PROBLEM DETAILS: Copy each line exactly. Leave nothing out.

━━━ DATA PROVIDED

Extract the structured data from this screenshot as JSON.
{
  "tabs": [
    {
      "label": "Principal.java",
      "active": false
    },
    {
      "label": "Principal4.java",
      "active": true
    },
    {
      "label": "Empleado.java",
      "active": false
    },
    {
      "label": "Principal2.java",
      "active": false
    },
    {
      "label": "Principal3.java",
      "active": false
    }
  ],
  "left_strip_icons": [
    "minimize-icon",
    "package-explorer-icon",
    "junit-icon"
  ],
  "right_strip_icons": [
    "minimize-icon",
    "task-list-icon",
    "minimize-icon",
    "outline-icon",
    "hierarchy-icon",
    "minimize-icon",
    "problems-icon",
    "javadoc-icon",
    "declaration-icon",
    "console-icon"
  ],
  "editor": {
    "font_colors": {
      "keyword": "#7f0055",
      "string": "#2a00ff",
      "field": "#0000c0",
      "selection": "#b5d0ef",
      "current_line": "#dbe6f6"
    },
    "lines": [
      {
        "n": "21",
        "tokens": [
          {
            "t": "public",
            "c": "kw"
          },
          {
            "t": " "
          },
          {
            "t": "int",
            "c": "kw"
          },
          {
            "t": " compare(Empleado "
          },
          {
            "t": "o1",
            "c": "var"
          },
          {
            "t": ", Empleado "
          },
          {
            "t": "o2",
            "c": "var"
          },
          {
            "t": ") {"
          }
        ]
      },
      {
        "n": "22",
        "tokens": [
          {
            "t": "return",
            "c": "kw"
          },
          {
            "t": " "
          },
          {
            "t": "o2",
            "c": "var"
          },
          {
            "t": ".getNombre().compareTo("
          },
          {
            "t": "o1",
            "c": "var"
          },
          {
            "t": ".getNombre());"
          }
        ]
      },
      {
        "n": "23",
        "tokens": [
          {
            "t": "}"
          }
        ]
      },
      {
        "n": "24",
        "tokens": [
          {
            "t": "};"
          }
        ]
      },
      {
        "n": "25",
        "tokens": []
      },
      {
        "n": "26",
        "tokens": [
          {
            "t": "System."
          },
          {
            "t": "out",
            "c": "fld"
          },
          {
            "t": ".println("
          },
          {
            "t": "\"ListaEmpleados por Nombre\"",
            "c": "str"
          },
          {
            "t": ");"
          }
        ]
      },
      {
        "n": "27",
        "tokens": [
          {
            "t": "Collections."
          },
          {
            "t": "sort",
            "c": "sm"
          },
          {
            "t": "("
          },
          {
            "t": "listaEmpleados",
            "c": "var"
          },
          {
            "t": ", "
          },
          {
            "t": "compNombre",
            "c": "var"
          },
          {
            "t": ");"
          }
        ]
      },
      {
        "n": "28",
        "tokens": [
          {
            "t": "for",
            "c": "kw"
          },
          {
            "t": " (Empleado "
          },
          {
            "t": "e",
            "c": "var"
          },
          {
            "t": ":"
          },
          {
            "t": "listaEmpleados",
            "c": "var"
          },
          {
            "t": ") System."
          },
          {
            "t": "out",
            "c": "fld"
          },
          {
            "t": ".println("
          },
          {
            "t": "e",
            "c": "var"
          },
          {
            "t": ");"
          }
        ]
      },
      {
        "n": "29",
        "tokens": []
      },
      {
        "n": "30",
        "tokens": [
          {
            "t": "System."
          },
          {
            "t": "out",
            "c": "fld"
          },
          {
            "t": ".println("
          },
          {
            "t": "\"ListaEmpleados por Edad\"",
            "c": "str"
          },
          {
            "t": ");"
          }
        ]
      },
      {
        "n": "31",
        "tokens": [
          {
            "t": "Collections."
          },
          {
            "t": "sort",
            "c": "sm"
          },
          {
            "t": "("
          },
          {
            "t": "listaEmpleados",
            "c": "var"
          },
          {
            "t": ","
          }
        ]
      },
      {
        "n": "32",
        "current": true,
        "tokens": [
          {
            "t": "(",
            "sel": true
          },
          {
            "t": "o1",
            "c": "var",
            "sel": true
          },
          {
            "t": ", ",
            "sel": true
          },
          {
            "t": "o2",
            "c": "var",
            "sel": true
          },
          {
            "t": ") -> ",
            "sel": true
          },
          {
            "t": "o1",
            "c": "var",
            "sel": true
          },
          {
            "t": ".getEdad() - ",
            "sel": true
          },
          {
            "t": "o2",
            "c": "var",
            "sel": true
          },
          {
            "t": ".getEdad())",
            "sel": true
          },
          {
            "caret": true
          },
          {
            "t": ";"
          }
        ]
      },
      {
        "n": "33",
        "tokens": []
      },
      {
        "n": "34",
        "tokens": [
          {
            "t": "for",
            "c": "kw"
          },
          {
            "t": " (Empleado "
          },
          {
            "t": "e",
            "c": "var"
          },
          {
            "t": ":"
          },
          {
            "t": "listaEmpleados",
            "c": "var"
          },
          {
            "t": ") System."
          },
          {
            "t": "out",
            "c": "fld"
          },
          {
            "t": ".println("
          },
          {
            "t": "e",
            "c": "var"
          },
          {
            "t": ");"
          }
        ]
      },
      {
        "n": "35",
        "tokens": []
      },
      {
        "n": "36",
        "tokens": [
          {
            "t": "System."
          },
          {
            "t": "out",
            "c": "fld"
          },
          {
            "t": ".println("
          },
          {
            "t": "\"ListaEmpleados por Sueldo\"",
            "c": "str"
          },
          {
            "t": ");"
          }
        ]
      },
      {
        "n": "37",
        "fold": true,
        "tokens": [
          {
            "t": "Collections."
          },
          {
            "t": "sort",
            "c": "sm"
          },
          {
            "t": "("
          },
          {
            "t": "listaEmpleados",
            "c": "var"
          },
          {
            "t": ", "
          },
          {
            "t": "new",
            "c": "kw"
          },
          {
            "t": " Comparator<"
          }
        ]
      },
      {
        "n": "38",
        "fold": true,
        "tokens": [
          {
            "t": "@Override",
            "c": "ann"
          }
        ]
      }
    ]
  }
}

━━━━━━

COMPLETED TASK:
Extract the structured data from this screenshot as JSON.
{
  "tabs": [
    {
      "label": "Principal.java",
      "active": false
    },
    {
      "label": "Principal4.java",
      "active": true
    },
    {
      "label": "Empleado.java",
      "active": false
    },
    {
      "label": "Principal2.java",
      "active": false
    },
    {
      "label": "Principal3.java",
      "active": false
    }
  ],
  "left_strip_icons": [
    "minimize-icon",
    "package-explorer-icon",
    "junit-icon"
  ],
  "right_strip_icons": [
    "minimize-icon",
    "task-list-icon",
    "minimize-icon",
    "outline-icon",
    "hierarchy-icon",
    "minimize-icon",
    "problems-icon",
    "javadoc-icon",
    "declaration-icon",
    "console-icon"
  ],
  "editor": {
    "font_colors": {
      "keyword": "#7f0055",
      "string": "#2a00ff",
      "field": "#0000c0",
      "selection": "#b5d0ef",
      "current_line": "#dbe6f6"
    },
    "lines": [
      {
        "n": "21",
        "tokens": [
          {
            "t": "public",
            "c": "kw"
          },
          {
            "t": " "
          },
          {
            "t": "int",
            "c": "kw"
          },
          {
            "t": " compare(Empleado "
          },
          {
            "t": "o1",
            "c": "var"
          },
          {
            "t": ", Empleado "
          },
          {
            "t": "o2",
            "c": "var"
          },
          {
            "t": ") {"
          }
        ]
      },
      {
        "n": "22",
        "tokens": [
          {
            "t": "return",
            "c": "kw"
          },
          {
            "t": " "
          },
          {
            "t": "o2",
            "c": "var"
          },
          {
            "t": ".getNombre().compareTo("
          },
          {
            "t": "o1",
            "c": "var"
          },
          {
            "t": ".getNombre());"
          }
        ]
      },
      {
        "n": "23",
        "tokens": [
          {
            "t": "}"
          }
        ]
      },
      {
        "n": "24",
        "tokens": [
          {
            "t": "};"
          }
        ]
      },
      {
        "n": "25",
        "tokens": []
      },
      {
        "n": "26",
        "tokens": [
          {
            "t": "System."
          },
          {
            "t": "out",
            "c": "fld"
          },
          {
            "t": ".println("
          },
          {
            "t": "\"ListaEmpleados por Nombre\"",
            "c": "str"
          },
          {
            "t": ");"
          }
        ]
      },
      {
        "n": "27",
        "tokens": [
          {
            "t": "Collections."
          },
          {
            "t": "sort",
            "c": "sm"
          },
          {
            "t": "("
          },
          {
            "t": "listaEmpleados",
            "c": "var"
          },
          {
            "t": ", "
          },
          {
            "t": "compNombre",
            "c": "var"
          },
          {
            "t": ");"
          }
        ]
      },
      {
        "n": "28",
        "tokens": [
          {
            "t": "for",
            "c": "kw"
          },
          {
            "t": " (Empleado "
          },
          {
            "t": "e",
            "c": "var"
          },
          {
            "t": ":"
          },
          {
            "t": "listaEmpleados",
            "c": "var"
          },
          {
            "t": ") System."
          },
          {
            "t": "out",
            "c": "fld"
          },
          {
            "t": ".println("
          },
          {
            "t": "e",
            "c": "var"
          },
          {
            "t": ");"
          }
        ]
      },
      {
        "n": "29",
        "tokens": []
      },
      {
        "n": "30",
        "tokens": [
          {
            "t": "System."
          },
          {
            "t": "out",
            "c": "fld"
          },
          {
            "t": ".println("
          },
          {
            "t": "\"ListaEmpleados por Edad\"",
            "c": "str"
          },
          {
            "t": ");"
          }
        ]
      },
      {
        "n": "31",
        "tokens": [
          {
            "t": "Collections."
          },
          {
            "t": "sort",
            "c": "sm"
          },
          {
            "t": "("
          },
          {
            "t": "listaEmpleados",
            "c": "var"
          },
          {
            "t": ","
          }
        ]
      },
      {
        "n": "32",
        "current": true,
        "tokens": [
          {
            "t": "(",
            "sel": true
          },
          {
            "t": "o1",
            "c": "var",
            "sel": true
          },
          {
            "t": ", ",
            "sel": true
          },
          {
            "t": "o2",
            "c": "var",
            "sel": true
          },
          {
            "t": ") -> ",
            "sel": true
          },
          {
            "t": "o1",
            "c": "var",
            "sel": true
          },
          {
            "t": ".getEdad() - ",
            "sel": true
          },
          {
            "t": "o2",
            "c": "var",
            "sel": true
          },
          {
            "t": ".getEdad())",
            "sel": true
          },
          {
            "caret": true
          },
          {
            "t": ";"
          }
        ]
      },
      {
        "n": "33",
        "tokens": []
      },
      {
        "n": "34",
        "tokens": [
          {
            "t": "for",
            "c": "kw"
          },
          {
            "t": " (Empleado "
          },
          {
            "t": "e",
            "c": "var"
          },
          {
            "t": ":"
          },
          {
            "t": "listaEmpleados",
            "c": "var"
          },
          {
            "t": ") System."
          },
          {
            "t": "out",
            "c": "fld"
          },
          {
            "t": ".println("
          },
          {
            "t": "e",
            "c": "var"
          },
          {
            "t": ");"
          }
        ]
      },
      {
        "n": "35",
        "tokens": []
      },
      {
        "n": "36",
        "tokens": [
          {
            "t": "System."
          },
          {
            "t": "out",
            "c": "fld"
          },
          {
            "t": ".println("
          },
          {
            "t": "\"ListaEmpleados por Sueldo\"",
            "c": "str"
          },
          {
            "t": ");"
          }
        ]
      },
      {
        "n": "37",
        "fold": true,
        "tokens": [
          {
            "t": "Collections."
          },
          {
            "t": "sort",
            "c": "sm"
          },
          {
            "t": "("
          },
          {
            "t": "listaEmpleados",
            "c": "var"
          },
          {
            "t": ", "
          },
          {
            "t": "new",
            "c": "kw"
          },
          {
            "t": " Comparator<"
          }
        ]
      },
      {
        "n": "38",
        "fold": true,
        "tokens": [
          {
            "t": "@Override",
            "c": "ann"
          }
        ]
      }
    ]
  }
}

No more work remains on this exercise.